**INPUT MATERIAL:**
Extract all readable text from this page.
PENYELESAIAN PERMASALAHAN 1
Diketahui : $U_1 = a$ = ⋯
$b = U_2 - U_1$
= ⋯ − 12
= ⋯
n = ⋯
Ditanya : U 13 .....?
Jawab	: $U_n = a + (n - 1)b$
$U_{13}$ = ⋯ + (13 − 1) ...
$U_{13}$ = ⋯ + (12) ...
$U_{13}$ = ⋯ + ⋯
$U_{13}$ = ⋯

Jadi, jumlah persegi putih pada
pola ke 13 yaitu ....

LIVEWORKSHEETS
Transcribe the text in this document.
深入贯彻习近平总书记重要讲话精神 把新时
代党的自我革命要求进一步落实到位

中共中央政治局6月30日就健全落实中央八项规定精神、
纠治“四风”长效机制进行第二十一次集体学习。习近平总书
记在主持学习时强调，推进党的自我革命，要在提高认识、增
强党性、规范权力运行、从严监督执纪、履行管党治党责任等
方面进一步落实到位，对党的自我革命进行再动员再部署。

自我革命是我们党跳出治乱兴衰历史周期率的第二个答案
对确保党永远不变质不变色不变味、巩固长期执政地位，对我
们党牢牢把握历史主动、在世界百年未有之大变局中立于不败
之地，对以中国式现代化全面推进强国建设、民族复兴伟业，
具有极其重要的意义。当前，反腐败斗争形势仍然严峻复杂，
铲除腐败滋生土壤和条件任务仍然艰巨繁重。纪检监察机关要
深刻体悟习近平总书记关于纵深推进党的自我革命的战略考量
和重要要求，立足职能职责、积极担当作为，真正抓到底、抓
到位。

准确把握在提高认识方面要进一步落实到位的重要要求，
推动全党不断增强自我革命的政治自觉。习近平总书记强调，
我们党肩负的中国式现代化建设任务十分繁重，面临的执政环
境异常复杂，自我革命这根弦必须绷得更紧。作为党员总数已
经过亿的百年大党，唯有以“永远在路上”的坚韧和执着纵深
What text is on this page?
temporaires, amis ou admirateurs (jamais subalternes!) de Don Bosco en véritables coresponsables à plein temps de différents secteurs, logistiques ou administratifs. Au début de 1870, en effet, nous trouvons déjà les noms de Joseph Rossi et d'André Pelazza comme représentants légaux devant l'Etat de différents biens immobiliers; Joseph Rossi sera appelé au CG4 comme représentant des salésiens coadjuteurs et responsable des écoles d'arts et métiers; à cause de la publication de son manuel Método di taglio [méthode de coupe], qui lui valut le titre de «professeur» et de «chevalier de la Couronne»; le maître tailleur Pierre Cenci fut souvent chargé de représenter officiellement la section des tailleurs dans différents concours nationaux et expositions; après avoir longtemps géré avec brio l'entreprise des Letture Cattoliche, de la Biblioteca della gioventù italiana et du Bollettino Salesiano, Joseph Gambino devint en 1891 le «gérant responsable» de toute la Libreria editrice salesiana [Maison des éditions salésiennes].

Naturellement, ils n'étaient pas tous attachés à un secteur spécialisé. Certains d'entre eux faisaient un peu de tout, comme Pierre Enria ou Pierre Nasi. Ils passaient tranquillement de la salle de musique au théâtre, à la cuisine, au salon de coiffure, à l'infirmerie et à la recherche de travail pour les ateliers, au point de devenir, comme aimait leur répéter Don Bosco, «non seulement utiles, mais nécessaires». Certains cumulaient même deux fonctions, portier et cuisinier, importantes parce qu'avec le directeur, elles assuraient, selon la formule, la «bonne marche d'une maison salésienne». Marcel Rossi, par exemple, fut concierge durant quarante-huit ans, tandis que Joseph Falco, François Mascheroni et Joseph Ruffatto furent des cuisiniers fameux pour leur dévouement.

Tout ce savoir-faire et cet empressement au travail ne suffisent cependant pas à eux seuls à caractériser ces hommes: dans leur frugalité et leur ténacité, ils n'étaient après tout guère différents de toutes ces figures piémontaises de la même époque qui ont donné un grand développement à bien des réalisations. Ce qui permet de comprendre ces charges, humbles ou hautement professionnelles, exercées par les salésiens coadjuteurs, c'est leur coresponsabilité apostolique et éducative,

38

**TASK INSTRUCTIONS:**
Go through the material line by line. Show each line that contains the string "page".

**FINISHED ANSWER:**
Extract all readable text from this page.
What text is on this page?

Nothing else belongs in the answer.